* PROBLEM STATEMENT
Please copy the listing character for character, from its first line up to and including the line containing "int-online-title: 线上办理渠道 [150, 673, 181, 679]".

:: DATA PROVIDED

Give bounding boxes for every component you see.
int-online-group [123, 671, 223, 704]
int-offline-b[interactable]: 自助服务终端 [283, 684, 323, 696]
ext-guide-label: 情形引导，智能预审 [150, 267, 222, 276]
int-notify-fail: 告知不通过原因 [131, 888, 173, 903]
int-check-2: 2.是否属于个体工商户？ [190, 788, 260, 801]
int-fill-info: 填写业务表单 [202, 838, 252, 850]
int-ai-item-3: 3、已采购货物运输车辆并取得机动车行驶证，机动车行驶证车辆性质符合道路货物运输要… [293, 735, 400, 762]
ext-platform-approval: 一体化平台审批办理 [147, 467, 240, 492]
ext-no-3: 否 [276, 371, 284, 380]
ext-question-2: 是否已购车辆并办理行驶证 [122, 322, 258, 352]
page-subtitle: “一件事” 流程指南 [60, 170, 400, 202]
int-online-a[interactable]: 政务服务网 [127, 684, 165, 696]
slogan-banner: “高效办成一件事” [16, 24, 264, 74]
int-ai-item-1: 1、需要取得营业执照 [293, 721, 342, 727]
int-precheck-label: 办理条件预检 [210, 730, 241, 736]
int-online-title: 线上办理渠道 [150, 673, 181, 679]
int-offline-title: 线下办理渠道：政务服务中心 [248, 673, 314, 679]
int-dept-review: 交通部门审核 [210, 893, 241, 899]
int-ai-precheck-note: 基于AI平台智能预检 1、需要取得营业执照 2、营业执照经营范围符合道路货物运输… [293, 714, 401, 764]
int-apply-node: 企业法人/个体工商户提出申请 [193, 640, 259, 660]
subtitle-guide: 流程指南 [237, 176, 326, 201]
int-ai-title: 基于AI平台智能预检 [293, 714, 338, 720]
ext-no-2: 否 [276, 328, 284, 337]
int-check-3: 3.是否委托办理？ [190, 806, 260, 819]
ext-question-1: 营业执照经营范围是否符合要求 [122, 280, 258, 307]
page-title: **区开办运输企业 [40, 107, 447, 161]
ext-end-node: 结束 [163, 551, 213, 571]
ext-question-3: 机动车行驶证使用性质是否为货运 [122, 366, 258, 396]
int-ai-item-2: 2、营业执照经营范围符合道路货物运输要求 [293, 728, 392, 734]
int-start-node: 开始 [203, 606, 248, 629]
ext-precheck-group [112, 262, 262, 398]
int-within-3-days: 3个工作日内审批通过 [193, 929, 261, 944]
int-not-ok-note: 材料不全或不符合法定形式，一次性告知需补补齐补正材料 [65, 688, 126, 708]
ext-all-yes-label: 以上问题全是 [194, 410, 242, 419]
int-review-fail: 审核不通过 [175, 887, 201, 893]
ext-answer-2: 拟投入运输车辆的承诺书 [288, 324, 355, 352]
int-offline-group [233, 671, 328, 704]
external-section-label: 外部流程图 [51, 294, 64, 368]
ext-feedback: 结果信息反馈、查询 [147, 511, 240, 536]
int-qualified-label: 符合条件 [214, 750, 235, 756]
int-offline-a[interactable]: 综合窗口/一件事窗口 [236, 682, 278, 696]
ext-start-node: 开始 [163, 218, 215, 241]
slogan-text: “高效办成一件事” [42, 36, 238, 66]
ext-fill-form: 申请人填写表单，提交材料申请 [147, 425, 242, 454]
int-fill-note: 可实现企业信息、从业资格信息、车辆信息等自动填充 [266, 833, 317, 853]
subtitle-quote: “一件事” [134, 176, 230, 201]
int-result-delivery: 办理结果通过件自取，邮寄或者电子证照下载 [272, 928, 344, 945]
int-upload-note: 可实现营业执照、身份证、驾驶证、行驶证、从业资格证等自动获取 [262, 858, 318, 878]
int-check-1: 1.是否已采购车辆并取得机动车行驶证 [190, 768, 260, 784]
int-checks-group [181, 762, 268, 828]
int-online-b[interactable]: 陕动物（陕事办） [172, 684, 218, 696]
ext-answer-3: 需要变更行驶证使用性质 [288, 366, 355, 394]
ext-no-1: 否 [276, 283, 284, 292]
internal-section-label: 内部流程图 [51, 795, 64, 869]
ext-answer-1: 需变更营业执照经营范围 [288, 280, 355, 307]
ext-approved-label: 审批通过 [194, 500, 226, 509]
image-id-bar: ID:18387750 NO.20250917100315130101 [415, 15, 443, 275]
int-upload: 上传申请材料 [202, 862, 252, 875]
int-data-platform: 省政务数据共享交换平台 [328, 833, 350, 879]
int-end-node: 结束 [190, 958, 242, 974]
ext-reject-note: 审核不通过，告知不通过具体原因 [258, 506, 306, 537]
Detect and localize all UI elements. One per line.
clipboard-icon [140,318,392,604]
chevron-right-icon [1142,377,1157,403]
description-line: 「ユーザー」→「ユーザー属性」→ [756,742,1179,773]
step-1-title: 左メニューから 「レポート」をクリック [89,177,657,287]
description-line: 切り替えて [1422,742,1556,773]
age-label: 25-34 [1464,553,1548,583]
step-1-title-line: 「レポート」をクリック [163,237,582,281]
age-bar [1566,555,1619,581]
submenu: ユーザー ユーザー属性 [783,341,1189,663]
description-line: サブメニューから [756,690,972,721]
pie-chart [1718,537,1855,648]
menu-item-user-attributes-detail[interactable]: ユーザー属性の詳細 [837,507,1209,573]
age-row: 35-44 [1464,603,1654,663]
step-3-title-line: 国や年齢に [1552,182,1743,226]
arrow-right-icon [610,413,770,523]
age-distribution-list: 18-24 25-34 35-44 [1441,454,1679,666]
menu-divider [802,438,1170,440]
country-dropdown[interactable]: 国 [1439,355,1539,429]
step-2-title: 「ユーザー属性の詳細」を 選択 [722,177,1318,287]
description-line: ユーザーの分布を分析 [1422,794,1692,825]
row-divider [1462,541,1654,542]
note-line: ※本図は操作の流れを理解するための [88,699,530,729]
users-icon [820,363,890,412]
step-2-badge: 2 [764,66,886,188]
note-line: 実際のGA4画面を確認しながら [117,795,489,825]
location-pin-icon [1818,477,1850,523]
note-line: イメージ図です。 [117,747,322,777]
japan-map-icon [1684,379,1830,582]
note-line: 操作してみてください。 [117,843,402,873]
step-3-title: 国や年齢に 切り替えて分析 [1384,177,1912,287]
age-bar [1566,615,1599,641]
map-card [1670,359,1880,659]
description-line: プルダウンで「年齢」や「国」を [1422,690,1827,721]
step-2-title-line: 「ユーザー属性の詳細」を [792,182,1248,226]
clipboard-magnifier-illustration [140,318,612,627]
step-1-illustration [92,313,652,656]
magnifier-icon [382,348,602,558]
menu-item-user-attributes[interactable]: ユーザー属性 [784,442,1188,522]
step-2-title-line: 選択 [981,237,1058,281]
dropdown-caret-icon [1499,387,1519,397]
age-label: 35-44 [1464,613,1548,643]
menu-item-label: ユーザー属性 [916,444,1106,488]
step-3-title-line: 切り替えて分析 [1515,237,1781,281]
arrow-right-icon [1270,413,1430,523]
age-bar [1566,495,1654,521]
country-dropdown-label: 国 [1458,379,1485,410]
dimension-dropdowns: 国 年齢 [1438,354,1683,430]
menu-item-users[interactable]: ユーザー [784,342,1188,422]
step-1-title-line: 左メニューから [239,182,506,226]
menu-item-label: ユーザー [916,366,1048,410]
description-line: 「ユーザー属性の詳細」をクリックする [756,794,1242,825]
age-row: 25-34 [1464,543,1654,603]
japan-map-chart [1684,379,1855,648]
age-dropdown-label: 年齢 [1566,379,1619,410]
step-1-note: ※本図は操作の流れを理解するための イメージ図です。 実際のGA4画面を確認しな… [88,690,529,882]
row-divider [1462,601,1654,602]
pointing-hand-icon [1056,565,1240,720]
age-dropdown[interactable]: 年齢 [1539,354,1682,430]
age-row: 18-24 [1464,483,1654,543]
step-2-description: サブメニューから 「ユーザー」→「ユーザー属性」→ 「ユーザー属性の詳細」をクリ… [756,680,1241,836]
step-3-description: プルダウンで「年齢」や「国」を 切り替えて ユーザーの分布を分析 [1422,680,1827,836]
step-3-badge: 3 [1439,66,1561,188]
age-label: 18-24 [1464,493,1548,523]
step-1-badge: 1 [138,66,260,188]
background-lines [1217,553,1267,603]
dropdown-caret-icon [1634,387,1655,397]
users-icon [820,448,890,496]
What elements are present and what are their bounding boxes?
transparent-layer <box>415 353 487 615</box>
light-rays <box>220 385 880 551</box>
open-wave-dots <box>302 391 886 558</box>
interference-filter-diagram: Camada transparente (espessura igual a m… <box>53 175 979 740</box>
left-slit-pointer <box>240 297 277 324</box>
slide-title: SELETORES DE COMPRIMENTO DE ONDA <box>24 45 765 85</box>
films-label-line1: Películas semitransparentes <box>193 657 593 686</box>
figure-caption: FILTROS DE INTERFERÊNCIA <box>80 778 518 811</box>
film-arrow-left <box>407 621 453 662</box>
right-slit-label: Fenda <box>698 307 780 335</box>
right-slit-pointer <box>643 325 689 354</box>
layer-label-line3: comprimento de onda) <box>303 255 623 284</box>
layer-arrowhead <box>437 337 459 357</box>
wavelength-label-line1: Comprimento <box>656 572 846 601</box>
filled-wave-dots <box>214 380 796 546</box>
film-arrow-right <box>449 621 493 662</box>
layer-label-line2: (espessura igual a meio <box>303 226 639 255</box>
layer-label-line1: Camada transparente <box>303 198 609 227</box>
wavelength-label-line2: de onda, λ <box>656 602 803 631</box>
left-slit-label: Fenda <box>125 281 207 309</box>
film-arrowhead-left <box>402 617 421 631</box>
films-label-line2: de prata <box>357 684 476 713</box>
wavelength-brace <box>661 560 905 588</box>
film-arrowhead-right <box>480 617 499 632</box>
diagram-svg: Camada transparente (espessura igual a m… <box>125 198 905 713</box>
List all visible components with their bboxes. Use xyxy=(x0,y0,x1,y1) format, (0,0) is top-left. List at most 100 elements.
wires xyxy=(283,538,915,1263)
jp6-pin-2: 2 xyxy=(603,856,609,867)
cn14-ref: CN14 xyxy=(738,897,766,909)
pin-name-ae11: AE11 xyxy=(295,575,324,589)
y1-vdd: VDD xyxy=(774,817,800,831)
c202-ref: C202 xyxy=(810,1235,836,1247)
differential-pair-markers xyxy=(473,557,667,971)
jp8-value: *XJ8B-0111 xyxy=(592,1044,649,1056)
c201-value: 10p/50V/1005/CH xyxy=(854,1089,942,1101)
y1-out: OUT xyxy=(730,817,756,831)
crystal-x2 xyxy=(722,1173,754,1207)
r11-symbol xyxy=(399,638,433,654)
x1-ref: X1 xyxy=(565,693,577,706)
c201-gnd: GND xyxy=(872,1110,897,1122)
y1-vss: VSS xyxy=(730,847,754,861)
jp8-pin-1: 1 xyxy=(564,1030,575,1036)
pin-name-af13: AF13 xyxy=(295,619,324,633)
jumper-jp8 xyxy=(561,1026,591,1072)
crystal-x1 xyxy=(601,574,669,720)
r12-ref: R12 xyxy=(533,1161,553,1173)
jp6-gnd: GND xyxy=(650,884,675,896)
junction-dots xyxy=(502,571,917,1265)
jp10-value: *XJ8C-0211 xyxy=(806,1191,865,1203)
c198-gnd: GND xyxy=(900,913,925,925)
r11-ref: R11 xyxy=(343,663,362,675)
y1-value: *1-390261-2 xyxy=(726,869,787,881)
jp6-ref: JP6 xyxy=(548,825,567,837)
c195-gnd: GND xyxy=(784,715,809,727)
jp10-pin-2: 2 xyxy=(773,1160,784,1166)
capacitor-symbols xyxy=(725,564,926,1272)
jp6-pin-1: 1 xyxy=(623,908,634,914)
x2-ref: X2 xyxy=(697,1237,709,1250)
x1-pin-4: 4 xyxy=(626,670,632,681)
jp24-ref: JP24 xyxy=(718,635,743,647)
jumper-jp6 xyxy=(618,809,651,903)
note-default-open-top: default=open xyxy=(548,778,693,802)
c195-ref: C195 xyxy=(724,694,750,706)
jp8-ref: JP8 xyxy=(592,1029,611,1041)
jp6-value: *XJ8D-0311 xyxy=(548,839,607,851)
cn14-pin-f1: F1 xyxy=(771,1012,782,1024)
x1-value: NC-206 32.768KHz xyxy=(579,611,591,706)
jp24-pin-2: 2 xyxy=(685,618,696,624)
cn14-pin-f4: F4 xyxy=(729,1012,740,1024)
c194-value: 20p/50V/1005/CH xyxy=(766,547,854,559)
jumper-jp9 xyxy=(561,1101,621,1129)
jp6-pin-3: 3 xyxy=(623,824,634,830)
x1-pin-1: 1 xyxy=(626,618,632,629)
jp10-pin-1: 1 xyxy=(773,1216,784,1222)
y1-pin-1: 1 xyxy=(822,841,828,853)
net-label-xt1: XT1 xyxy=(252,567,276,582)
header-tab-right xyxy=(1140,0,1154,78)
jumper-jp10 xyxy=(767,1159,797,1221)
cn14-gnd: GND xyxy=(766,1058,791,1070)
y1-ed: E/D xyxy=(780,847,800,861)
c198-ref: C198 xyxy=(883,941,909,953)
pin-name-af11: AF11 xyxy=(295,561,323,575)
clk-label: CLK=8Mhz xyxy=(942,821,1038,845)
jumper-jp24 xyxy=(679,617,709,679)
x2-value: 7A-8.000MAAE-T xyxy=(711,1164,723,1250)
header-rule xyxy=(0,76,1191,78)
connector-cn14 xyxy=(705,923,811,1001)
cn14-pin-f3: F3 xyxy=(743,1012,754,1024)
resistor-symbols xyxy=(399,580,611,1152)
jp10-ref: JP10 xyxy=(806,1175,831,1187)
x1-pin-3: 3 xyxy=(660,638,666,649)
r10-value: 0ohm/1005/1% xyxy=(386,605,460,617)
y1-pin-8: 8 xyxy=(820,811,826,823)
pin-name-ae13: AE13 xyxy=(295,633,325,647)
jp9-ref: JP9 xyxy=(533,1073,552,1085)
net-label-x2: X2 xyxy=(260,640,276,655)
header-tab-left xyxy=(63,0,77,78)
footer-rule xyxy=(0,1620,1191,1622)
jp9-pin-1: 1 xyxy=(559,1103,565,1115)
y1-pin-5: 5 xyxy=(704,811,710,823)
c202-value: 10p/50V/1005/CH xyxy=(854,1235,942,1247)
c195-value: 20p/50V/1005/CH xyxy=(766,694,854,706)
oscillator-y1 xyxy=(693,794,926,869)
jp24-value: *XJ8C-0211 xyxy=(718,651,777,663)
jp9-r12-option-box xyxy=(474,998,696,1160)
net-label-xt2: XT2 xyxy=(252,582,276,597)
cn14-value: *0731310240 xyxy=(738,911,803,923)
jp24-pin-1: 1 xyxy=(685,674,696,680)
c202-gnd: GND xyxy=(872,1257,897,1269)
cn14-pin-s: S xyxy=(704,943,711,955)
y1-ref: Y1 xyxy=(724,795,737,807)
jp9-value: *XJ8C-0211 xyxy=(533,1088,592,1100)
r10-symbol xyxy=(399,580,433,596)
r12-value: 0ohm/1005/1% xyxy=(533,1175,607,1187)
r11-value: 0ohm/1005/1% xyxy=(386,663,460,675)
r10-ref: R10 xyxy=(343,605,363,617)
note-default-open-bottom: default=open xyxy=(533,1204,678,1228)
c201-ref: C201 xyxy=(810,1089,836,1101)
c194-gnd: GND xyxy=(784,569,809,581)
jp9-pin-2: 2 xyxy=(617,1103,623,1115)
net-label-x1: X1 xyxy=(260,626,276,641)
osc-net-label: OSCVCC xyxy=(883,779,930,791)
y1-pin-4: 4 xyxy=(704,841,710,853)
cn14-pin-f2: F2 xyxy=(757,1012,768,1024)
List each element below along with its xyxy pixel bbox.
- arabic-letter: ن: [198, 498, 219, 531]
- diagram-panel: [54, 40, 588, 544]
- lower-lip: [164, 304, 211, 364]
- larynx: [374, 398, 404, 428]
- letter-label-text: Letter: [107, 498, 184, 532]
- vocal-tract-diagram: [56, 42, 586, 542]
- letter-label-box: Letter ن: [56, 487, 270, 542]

::::

* REPLY TO THE EXERCISE
Give bounding boxes for every component you see.
int-online-group [123, 671, 223, 704]
int-offline-b[interactable]: 自助服务终端 [283, 684, 323, 696]
ext-guide-label: 情形引导，智能预审 [150, 267, 222, 276]
int-notify-fail: 告知不通过原因 [131, 888, 173, 903]
int-check-2: 2.是否属于个体工商户？ [190, 788, 260, 801]
int-fill-info: 填写业务表单 [202, 838, 252, 850]
int-ai-item-3: 3、已采购货物运输车辆并取得机动车行驶证，机动车行驶证车辆性质符合道路货物运输要… [293, 735, 400, 762]
ext-platform-approval: 一体化平台审批办理 [147, 467, 240, 492]
ext-no-3: 否 [276, 371, 284, 380]
ext-question-2: 是否已购车辆并办理行驶证 [122, 322, 258, 352]
page-subtitle: “一件事” 流程指南 [60, 170, 400, 202]
int-online-a[interactable]: 政务服务网 [127, 684, 165, 696]
slogan-banner: “高效办成一件事” [16, 24, 264, 74]
int-ai-item-1: 1、需要取得营业执照 [293, 721, 342, 727]
int-precheck-label: 办理条件预检 [210, 730, 241, 736]
int-online-title: 线上办理渠道 [150, 673, 181, 679]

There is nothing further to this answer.